*WHAT IS BEING ASKED:*
Your answer should be one number: the count of lines in these entries that hold the word "иглу".

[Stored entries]
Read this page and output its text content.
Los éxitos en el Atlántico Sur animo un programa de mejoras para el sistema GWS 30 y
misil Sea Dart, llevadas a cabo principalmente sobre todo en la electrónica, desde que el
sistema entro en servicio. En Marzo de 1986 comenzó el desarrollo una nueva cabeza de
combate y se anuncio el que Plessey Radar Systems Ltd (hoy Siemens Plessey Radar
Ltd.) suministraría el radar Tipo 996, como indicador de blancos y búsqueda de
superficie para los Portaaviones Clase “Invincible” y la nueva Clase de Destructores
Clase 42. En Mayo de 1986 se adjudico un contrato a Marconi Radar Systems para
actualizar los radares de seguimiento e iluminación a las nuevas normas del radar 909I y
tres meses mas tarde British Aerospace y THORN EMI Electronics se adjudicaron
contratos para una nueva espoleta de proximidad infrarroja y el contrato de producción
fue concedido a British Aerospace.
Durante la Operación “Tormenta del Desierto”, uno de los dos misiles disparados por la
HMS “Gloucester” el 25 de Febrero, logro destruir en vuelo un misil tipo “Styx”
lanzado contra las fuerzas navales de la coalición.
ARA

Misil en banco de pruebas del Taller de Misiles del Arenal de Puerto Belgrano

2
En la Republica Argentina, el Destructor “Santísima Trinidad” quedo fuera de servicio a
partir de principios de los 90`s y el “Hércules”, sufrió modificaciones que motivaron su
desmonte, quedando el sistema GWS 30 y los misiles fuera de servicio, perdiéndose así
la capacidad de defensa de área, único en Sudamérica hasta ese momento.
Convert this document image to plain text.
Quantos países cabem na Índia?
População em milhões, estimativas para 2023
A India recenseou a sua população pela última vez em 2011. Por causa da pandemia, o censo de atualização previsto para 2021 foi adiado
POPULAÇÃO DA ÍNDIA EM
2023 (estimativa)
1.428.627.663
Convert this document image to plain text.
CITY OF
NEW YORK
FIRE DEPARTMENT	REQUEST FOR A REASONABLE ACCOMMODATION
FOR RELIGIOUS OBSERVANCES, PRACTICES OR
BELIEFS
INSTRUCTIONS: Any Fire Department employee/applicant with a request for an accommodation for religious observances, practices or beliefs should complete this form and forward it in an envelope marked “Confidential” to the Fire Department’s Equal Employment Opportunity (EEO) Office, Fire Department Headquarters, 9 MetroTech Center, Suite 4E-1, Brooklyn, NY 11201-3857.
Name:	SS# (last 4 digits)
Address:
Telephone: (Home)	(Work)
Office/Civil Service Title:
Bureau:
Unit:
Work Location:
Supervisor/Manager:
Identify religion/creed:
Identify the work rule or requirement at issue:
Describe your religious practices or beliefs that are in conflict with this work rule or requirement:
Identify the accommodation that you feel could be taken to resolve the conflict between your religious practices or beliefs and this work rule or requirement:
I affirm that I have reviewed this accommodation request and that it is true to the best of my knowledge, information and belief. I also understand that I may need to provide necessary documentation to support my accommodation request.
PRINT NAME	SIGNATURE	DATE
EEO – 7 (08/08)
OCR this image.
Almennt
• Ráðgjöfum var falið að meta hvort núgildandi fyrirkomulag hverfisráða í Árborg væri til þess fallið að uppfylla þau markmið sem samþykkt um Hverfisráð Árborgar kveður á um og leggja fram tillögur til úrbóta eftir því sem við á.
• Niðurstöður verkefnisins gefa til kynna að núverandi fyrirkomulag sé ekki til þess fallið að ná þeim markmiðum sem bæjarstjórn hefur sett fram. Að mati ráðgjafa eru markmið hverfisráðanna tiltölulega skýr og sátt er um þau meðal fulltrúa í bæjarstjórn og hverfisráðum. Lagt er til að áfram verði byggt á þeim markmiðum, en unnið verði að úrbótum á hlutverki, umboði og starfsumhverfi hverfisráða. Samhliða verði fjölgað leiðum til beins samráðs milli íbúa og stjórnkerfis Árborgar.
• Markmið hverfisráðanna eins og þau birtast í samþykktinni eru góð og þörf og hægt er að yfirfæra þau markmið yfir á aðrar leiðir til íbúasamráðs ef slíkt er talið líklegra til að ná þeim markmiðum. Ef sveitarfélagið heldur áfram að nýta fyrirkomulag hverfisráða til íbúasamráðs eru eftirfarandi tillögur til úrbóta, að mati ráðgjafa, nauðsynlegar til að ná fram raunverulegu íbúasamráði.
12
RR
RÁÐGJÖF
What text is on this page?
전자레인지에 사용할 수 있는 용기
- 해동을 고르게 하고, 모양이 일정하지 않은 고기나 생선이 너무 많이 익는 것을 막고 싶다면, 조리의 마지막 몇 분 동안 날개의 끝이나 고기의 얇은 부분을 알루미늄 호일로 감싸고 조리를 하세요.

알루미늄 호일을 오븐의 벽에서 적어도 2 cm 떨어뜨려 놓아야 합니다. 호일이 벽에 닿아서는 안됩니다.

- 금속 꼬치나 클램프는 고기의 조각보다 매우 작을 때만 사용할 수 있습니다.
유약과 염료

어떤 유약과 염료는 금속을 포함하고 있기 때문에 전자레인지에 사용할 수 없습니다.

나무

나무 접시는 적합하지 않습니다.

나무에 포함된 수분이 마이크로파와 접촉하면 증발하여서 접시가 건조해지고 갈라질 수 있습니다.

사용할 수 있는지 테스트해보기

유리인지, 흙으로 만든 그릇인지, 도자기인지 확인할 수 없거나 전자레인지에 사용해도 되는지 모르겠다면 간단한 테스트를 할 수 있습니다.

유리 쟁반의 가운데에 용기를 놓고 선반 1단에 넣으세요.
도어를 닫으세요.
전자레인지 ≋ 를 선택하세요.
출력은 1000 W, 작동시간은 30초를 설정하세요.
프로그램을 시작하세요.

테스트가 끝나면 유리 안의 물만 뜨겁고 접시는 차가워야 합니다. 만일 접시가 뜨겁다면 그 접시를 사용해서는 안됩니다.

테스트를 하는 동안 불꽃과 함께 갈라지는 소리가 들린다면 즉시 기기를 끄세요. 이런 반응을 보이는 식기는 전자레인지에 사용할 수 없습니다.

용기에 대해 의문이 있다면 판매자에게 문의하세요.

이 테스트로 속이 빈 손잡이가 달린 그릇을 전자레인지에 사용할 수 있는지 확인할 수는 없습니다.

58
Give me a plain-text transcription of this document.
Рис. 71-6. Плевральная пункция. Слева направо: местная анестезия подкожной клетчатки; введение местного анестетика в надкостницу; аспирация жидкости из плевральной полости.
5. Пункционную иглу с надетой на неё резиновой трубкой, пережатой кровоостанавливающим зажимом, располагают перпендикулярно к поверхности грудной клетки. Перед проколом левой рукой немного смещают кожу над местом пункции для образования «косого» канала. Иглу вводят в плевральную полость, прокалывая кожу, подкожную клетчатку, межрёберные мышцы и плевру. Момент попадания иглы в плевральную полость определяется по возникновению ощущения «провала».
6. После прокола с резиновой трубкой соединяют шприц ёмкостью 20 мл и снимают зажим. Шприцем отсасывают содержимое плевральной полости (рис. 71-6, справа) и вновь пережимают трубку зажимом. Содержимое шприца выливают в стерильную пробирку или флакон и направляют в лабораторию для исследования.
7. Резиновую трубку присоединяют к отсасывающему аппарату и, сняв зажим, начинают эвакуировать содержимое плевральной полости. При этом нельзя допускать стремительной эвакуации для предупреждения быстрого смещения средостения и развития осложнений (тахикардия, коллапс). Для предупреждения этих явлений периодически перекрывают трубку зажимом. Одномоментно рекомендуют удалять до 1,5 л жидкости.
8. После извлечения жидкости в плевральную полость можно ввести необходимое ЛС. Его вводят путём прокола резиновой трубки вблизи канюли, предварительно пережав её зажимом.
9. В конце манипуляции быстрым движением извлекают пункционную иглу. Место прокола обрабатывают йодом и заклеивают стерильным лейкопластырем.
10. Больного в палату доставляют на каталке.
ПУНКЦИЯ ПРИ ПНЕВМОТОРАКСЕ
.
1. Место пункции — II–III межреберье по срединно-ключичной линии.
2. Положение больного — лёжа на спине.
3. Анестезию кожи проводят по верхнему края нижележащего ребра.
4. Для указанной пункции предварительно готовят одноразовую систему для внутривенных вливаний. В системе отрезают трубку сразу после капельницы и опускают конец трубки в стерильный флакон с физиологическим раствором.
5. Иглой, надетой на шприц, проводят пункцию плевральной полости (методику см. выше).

*FINISHED EXERCISE:*
2